Begin EXTRACTED RECORDS

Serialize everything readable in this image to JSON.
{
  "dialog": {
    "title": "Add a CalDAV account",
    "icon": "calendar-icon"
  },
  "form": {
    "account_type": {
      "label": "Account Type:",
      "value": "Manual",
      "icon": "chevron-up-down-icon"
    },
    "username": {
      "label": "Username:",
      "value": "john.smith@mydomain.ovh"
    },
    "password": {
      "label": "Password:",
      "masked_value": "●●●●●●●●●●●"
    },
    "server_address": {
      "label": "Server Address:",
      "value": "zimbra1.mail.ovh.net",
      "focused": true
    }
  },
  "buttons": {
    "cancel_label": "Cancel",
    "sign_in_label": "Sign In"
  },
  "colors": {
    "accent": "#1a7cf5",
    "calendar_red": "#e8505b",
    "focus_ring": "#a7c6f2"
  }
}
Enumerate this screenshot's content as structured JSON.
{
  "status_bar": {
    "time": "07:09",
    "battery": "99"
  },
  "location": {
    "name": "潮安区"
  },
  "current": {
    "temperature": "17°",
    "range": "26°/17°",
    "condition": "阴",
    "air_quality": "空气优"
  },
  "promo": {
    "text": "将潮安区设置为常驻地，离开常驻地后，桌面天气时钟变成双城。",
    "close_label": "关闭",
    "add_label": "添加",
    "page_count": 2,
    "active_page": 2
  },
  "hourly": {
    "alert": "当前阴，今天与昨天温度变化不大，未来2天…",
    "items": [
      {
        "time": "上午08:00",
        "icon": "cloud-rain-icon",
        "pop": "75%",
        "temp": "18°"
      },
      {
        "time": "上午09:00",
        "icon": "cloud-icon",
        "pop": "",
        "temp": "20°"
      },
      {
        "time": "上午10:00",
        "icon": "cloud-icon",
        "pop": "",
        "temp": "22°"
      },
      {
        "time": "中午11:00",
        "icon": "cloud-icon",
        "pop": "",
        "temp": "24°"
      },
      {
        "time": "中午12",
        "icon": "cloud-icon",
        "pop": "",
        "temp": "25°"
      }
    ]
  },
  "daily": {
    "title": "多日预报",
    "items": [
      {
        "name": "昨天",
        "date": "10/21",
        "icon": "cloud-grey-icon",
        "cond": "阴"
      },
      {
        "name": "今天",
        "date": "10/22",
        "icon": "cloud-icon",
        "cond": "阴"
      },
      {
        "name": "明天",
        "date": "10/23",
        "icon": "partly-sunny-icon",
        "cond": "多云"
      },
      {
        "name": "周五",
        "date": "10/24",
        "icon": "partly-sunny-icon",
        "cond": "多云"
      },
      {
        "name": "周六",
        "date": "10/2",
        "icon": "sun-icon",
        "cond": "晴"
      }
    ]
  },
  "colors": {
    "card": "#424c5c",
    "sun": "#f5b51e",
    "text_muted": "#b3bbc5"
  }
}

End EXTRACTED RECORDS

Above are some records; repeat all of them exactly.

§ EXERCISE OUTPUT:
Serialize everything readable in this image to JSON.
{
  "dialog": {
    "title": "Add a CalDAV account",
    "icon": "calendar-icon"
  },
  "form": {
    "account_type": {
      "label": "Account Type:",
      "value": "Manual",
      "icon": "chevron-up-down-icon"
    },
    "username": {
      "label": "Username:",
      "value": "john.smith@mydomain.ovh"
    },
    "password": {
      "label": "Password:",
      "masked_value": "●●●●●●●●●●●"
    },
    "server_address": {
      "label": "Server Address:",
      "value": "zimbra1.mail.ovh.net",
      "focused": true
    }
  },
  "buttons": {
    "cancel_label": "Cancel",
    "sign_in_label": "Sign In"
  },
  "colors": {
    "accent": "#1a7cf5",
    "calendar_red": "#e8505b",
    "focus_ring": "#a7c6f2"
  }
}
Enumerate this screenshot's content as structured JSON.
{
  "status_bar": {
    "time": "07:09",
    "battery": "99"
  },
  "location": {
    "name": "潮安区"
  },
  "current": {
    "temperature": "17°",
    "range": "26°/17°",
    "condition": "阴",
    "air_quality": "空气优"
  },
  "promo": {
    "text": "将潮安区设置为常驻地，离开常驻地后，桌面天气时钟变成双城。",
    "close_label": "关闭",
    "add_label": "添加",
    "page_count": 2,
    "active_page": 2
  },
  "hourly": {
    "alert": "当前阴，今天与昨天温度变化不大，未来2天…",
    "items": [
      {
        "time": "上午08:00",
        "icon": "cloud-rain-icon",
        "pop": "75%",
        "temp": "18°"
      },
      {
        "time": "上午09:00",
        "icon": "cloud-icon",
        "pop": "",
        "temp": "20°"
      },
      {
        "time": "上午10:00",
        "icon": "cloud-icon",
        "pop": "",
        "temp": "22°"
      },
      {
        "time": "中午11:00",
        "icon": "cloud-icon",
        "pop": "",
        "temp": "24°"
      },
      {
        "time": "中午12",
        "icon": "cloud-icon",
        "pop": "",
        "temp": "25°"
      }
    ]
  },
  "daily": {
    "title": "多日预报",
    "items": [
      {
        "name": "昨天",
        "date": "10/21",
        "icon": "cloud-grey-icon",
        "cond": "阴"
      },
      {
        "name": "今天",
        "date": "10/22",
        "icon": "cloud-icon",
        "cond": "阴"
      },
      {
        "name": "明天",
        "date": "10/23",
        "icon": "partly-sunny-icon",
        "cond": "多云"
      },
      {
        "name": "周五",
        "date": "10/24",
        "icon": "partly-sunny-icon",
        "cond": "多云"
      },
      {
        "name": "周六",
        "date": "10/2",
        "icon": "sun-icon",
        "cond": "晴"
      }
    ]
  },
  "colors": {
    "card": "#424c5c",
    "sun": "#f5b51e",
    "text_muted": "#b3bbc5"
  }
}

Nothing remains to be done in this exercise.